** Begin **

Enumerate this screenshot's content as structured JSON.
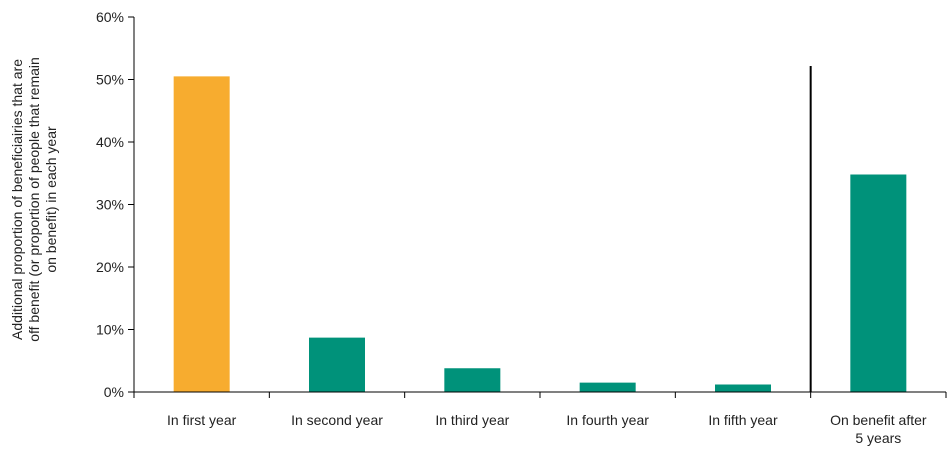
{
  "chart_data": {
    "type": "bar",
    "title": "",
    "xlabel": "",
    "ylabel_lines": [
      "Additional proportion of beneficiairies that are",
      "off benefit (or proportion of people that remain",
      "on benefit) in each year"
    ],
    "categories": [
      [
        "In first year"
      ],
      [
        "In second year"
      ],
      [
        "In third year"
      ],
      [
        "In fourth year"
      ],
      [
        "In fifth year"
      ],
      [
        "On benefit after",
        "5 years"
      ]
    ],
    "values": [
      0.505,
      0.087,
      0.038,
      0.015,
      0.012,
      0.348
    ],
    "bar_colors": [
      "#F7AC2F",
      "#00927A",
      "#00927A",
      "#00927A",
      "#00927A",
      "#00927A"
    ],
    "ylim": [
      0,
      0.6
    ],
    "yticks": [
      0,
      0.1,
      0.2,
      0.3,
      0.4,
      0.5,
      0.6
    ],
    "ytick_labels": [
      "0%",
      "10%",
      "20%",
      "30%",
      "40%",
      "50%",
      "60%"
    ],
    "separator_after_category": 4,
    "grid": false,
    "legend": "none"
  }
}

** End **

▶ TASK DIRECTIONS
Search the data for the string "benefit". List each line that has it.

▶ THE RESPONSE
      "off benefit (or proportion of people that remain",
      "on benefit) in each year"
        "On benefit after",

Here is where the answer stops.